### What the exercise asks
Retype the lines below word for word, starting at the line that contains "- tb-stage: Р: [1991, 1474, 2002, 1492]" and ending after the line that contains "- variant-2-dim-2: 12,5: [970, 945, 997, 960]".
.....
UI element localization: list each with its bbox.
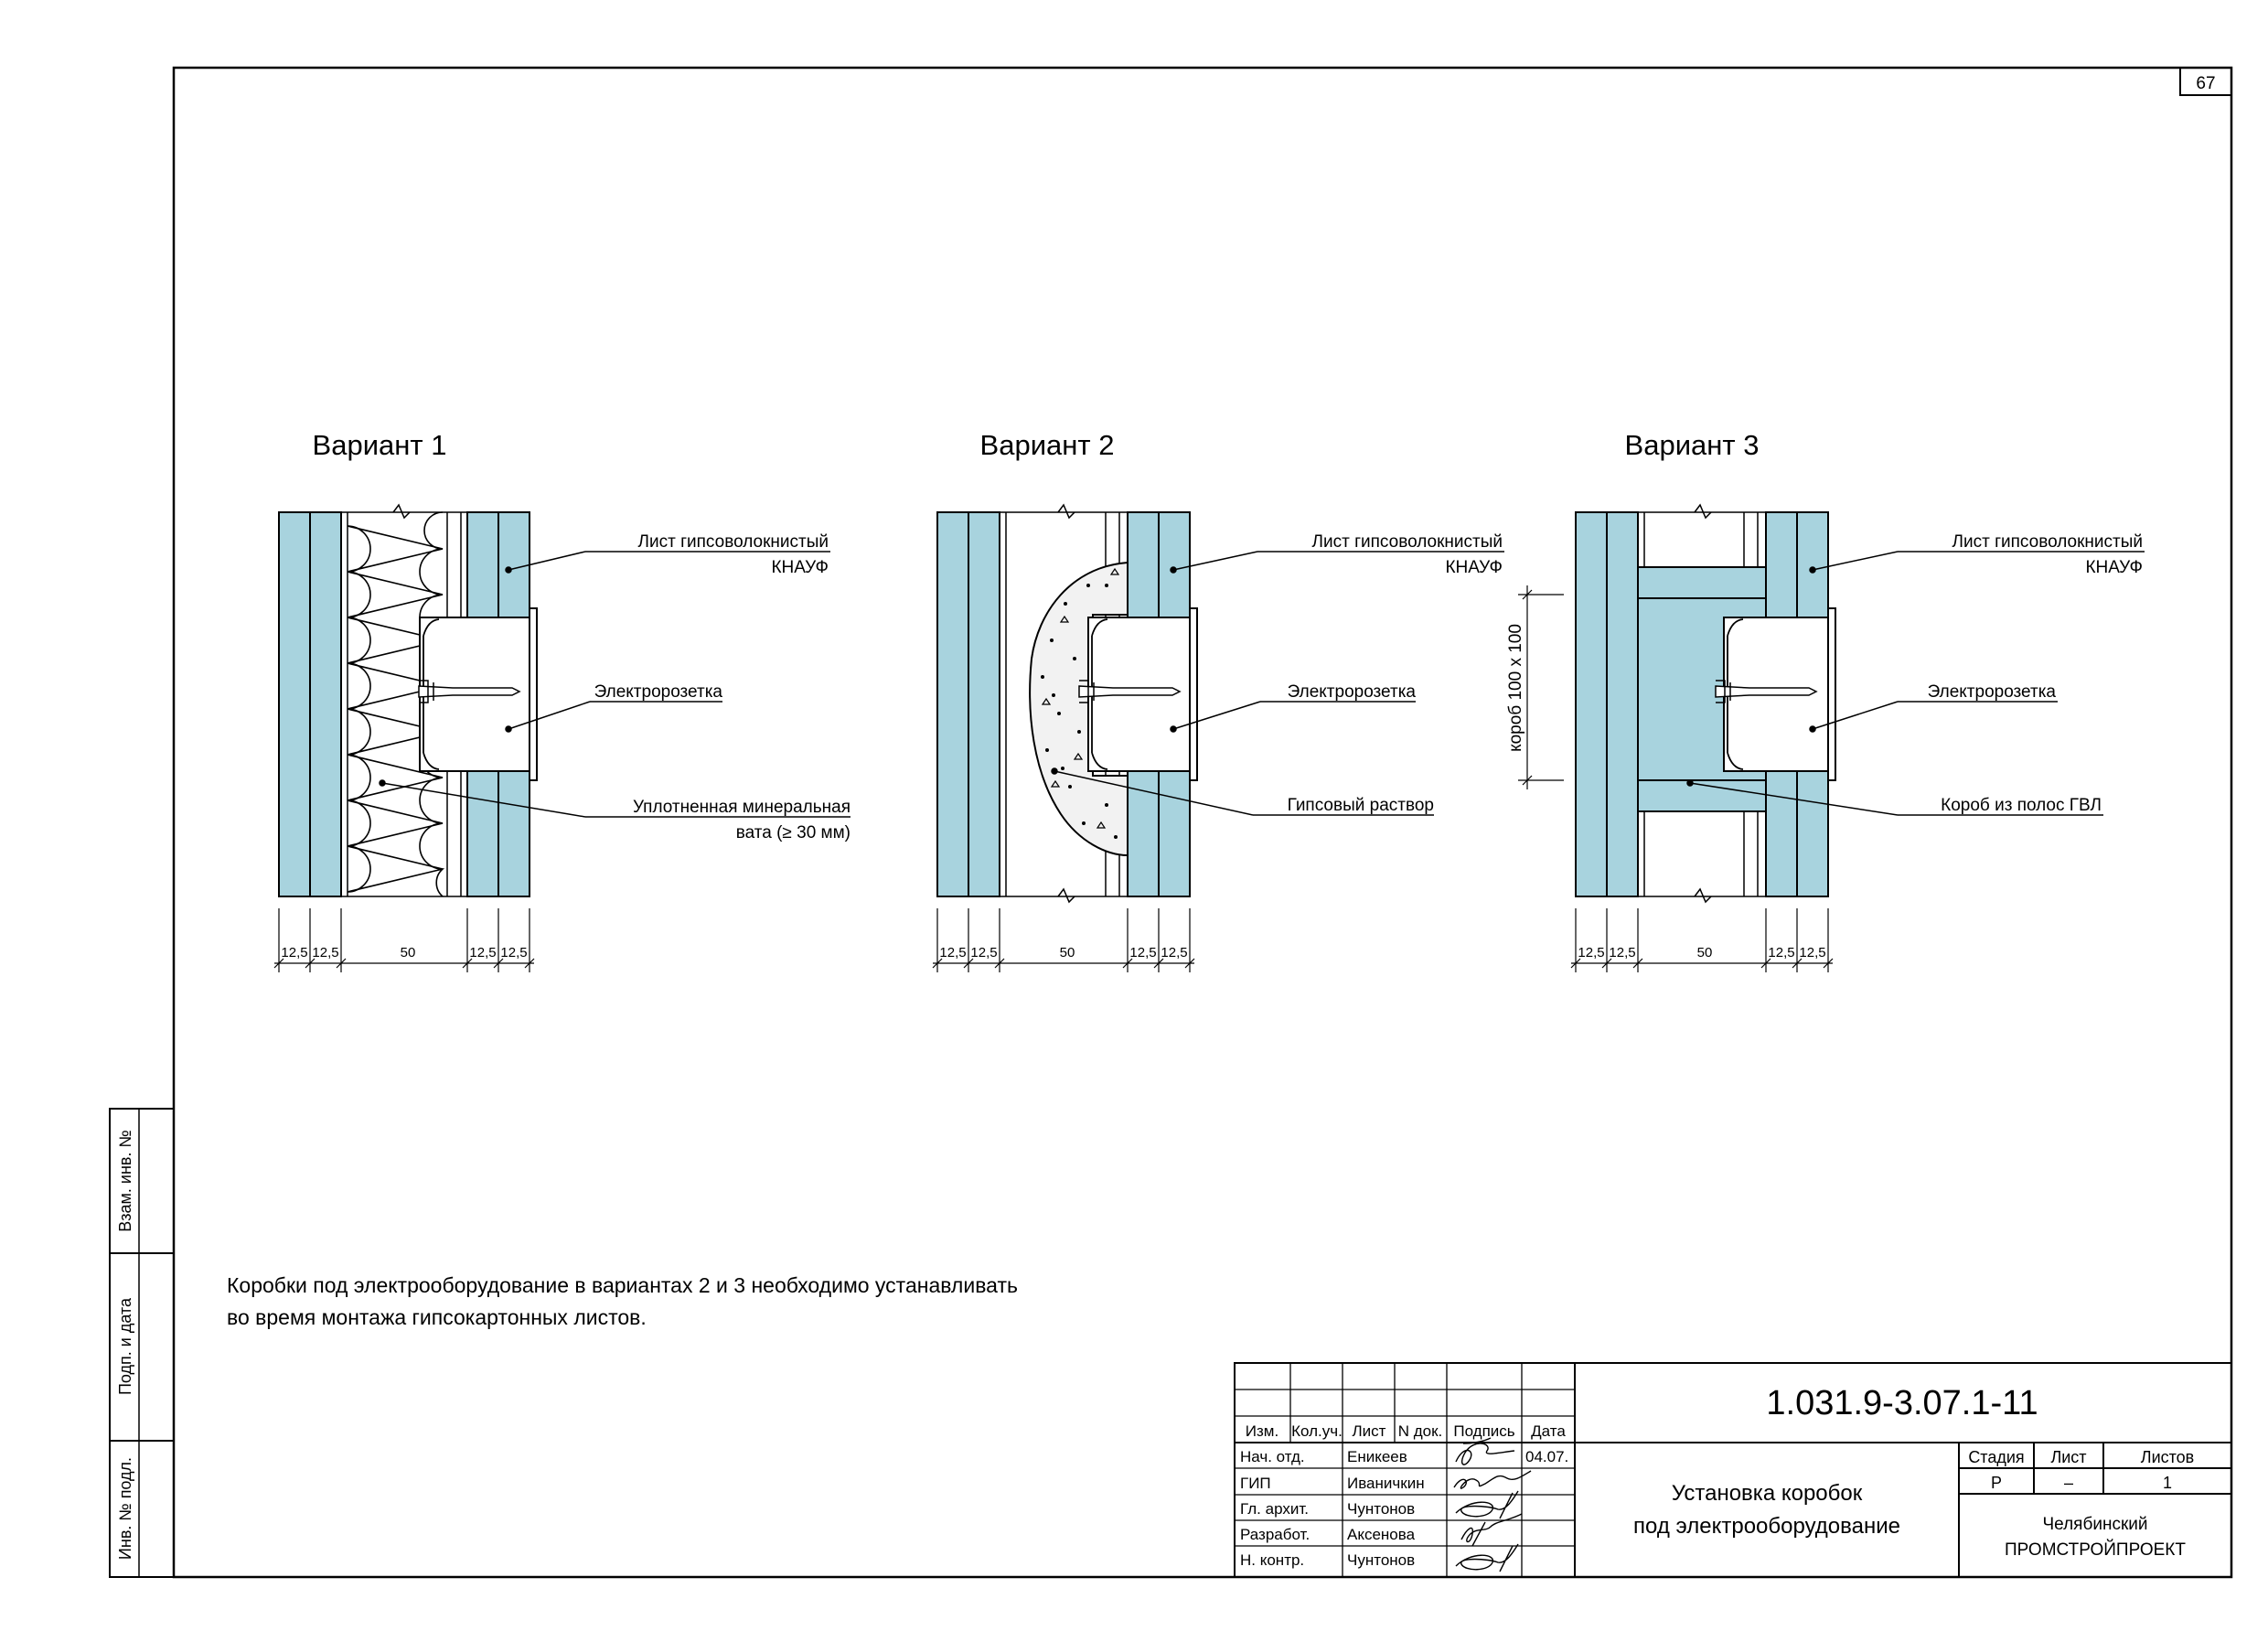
- tb-stage: Р: [1991, 1474, 2002, 1492]
- tb-header-izm: Изм.: [1246, 1422, 1278, 1440]
- tb-header-ndok: N док.: [1398, 1422, 1443, 1440]
- variant-2-dim-5: 12,5: [1161, 945, 1187, 960]
- note-line-2: во время монтажа гипсокартонных листов.: [227, 1305, 647, 1329]
- variant-2-dim-3: 50: [1060, 945, 1075, 960]
- variant-3-box-dim: короб 100 х 100: [1506, 624, 1525, 752]
- tb-org-line-2: ПРОМСТРОЙПРОЕКТ: [2005, 1540, 2186, 1560]
- variant-3-dim-5: 12,5: [1799, 945, 1825, 960]
- sheet-number-box: [2179, 67, 2232, 96]
- variant-2-label-sheet-1: Лист гипсоволокнистый: [1312, 532, 1503, 552]
- variant-3-label-fill-1: Короб из полос ГВЛ: [1941, 796, 2102, 815]
- variant-3-dim-2: 12,5: [1609, 945, 1635, 960]
- variant-2-section: Вариант 2: [932, 429, 1504, 972]
- tb-row-1-role: Нач. отд.: [1240, 1448, 1305, 1465]
- sheet-number: 67: [2196, 74, 2215, 93]
- variant-1-title: Вариант 1: [313, 429, 447, 461]
- tb-sheets-header: Листов: [2141, 1448, 2194, 1466]
- variant-1-section: Вариант 1: [273, 429, 850, 972]
- tb-row-1-name: Еникеев: [1347, 1448, 1407, 1465]
- variant-1-label-sheet-2: КНАУФ: [771, 558, 829, 577]
- tb-row-2-role: ГИП: [1240, 1475, 1271, 1492]
- variant-2-label-socket: Электророзетка: [1288, 682, 1417, 702]
- variant-3-label-sheet-1: Лист гипсоволокнистый: [1952, 532, 2143, 552]
- variant-2-dim-1: 12,5: [939, 945, 966, 960]
- variant-2-dim-2: 12,5: [970, 945, 997, 960]
- tb-row-3-name: Чунтонов: [1347, 1500, 1415, 1518]
- variant-3-label-sheet-2: КНАУФ: [2085, 558, 2143, 577]
- variant-3-socket: [1715, 607, 1836, 781]
- variant-1-dim-3: 50: [401, 945, 416, 960]
- tb-row-1-date: 04.07.: [1525, 1448, 1568, 1465]
- tb-title-line-2: под электрооборудование: [1633, 1514, 1900, 1539]
- tb-org-line-1: Челябинский: [2042, 1515, 2147, 1534]
- tb-row-4-name: Аксенова: [1347, 1526, 1416, 1543]
- signatures: [1453, 1437, 1532, 1572]
- tb-row-5-role: Н. контр.: [1240, 1551, 1304, 1569]
- variant-1-dim-5: 12,5: [500, 945, 527, 960]
- tb-code: 1.031.9-3.07.1-11: [1766, 1384, 2038, 1422]
- note-line-1: Коробки под электрооборудование в вариан…: [227, 1273, 1018, 1297]
- variant-1-dim-2: 12,5: [312, 945, 338, 960]
- side-stamp: Взам. инв. № Подп. и дата Инв. № подл.: [109, 1108, 175, 1578]
- tb-header-podpis: Подпись: [1453, 1422, 1514, 1440]
- sheet-frame: [172, 66, 2233, 1579]
- variant-2-title: Вариант 2: [980, 429, 1115, 461]
- side-stamp-vzam: Взам. инв. №: [116, 1130, 134, 1232]
- tb-sheet: –: [2064, 1474, 2073, 1492]
- variant-1-label-socket: Электророзетка: [594, 682, 723, 702]
- tb-header-data: Дата: [1531, 1422, 1566, 1440]
- variant-3-dim-1: 12,5: [1578, 945, 1604, 960]
- side-stamp-podp: Подп. и дата: [116, 1297, 134, 1395]
- tb-row-2-name: Иваничкин: [1347, 1475, 1425, 1492]
- variant-1-dim-4: 12,5: [469, 945, 496, 960]
- tb-row-4-role: Разработ.: [1240, 1526, 1310, 1543]
- variant-2-dim-4: 12,5: [1129, 945, 1156, 960]
- variant-1-label-sheet-1: Лист гипсоволокнистый: [638, 532, 829, 552]
- tb-stage-header: Стадия: [1968, 1448, 2024, 1466]
- variant-1-label-fill-1: Уплотненная минеральная: [633, 798, 850, 817]
- tb-row-5-name: Чунтонов: [1347, 1551, 1415, 1569]
- variant-2-socket: [1078, 607, 1198, 781]
- tb-title-line-1: Установка коробок: [1672, 1481, 1863, 1506]
- variant-1-dim-1: 12,5: [281, 945, 307, 960]
- variant-2-label-fill-1: Гипсовый раствор: [1288, 796, 1434, 815]
- variant-3-label-socket: Электророзетка: [1928, 682, 2057, 702]
- tb-header-kol: Кол.уч.: [1291, 1422, 1343, 1440]
- variant-2-label-sheet-2: КНАУФ: [1445, 558, 1503, 577]
- tb-row-3-role: Гл. архит.: [1240, 1500, 1309, 1518]
- side-stamp-inv: Инв. № подл.: [116, 1457, 134, 1560]
- variant-3-title: Вариант 3: [1625, 429, 1760, 461]
- title-block: Изм. Кол.уч. Лист N док. Подпись Дата На…: [1234, 1362, 2232, 1578]
- variant-3-dim-3: 50: [1697, 945, 1713, 960]
- tb-sheet-header: Лист: [2050, 1448, 2086, 1466]
- tb-sheets: 1: [2163, 1474, 2172, 1492]
- variant-1-label-fill-2: вата (≥ 30 мм): [736, 823, 850, 842]
- variant-3-section: Вариант 3: [1506, 429, 2145, 972]
- tb-header-list: Лист: [1353, 1422, 1386, 1440]
- variant-3-dim-4: 12,5: [1768, 945, 1794, 960]
- variant-1-socket: [418, 607, 538, 781]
.....
### Result of the task
- tb-stage: Р: [1991, 1474, 2002, 1492]
- tb-header-izm: Изм.: [1246, 1422, 1278, 1440]
- tb-header-ndok: N док.: [1398, 1422, 1443, 1440]
- variant-2-dim-5: 12,5: [1161, 945, 1187, 960]
- note-line-2: во время монтажа гипсокартонных листов.: [227, 1305, 647, 1329]
- variant-2-dim-3: 50: [1060, 945, 1075, 960]
- variant-3-box-dim: короб 100 х 100: [1506, 624, 1525, 752]
- tb-org-line-2: ПРОМСТРОЙПРОЕКТ: [2005, 1540, 2186, 1560]
- variant-3-dim-5: 12,5: [1799, 945, 1825, 960]
- sheet-number-box: [2179, 67, 2232, 96]
- variant-2-label-sheet-1: Лист гипсоволокнистый: [1312, 532, 1503, 552]
- variant-3-label-fill-1: Короб из полос ГВЛ: [1941, 796, 2102, 815]
- variant-3-dim-2: 12,5: [1609, 945, 1635, 960]
- variant-2-section: Вариант 2: [932, 429, 1504, 972]
- tb-row-1-role: Нач. отд.: [1240, 1448, 1305, 1465]
- sheet-number: 67: [2196, 74, 2215, 93]
- variant-1-title: Вариант 1: [313, 429, 447, 461]
- tb-sheets-header: Листов: [2141, 1448, 2194, 1466]
- variant-1-section: Вариант 1: [273, 429, 850, 972]
- tb-row-1-name: Еникеев: [1347, 1448, 1407, 1465]
- variant-1-label-sheet-2: КНАУФ: [771, 558, 829, 577]
- tb-row-2-role: ГИП: [1240, 1475, 1271, 1492]
- variant-2-label-socket: Электророзетка: [1288, 682, 1417, 702]
- variant-3-label-sheet-1: Лист гипсоволокнистый: [1952, 532, 2143, 552]
- variant-2-dim-1: 12,5: [939, 945, 966, 960]
- variant-2-dim-2: 12,5: [970, 945, 997, 960]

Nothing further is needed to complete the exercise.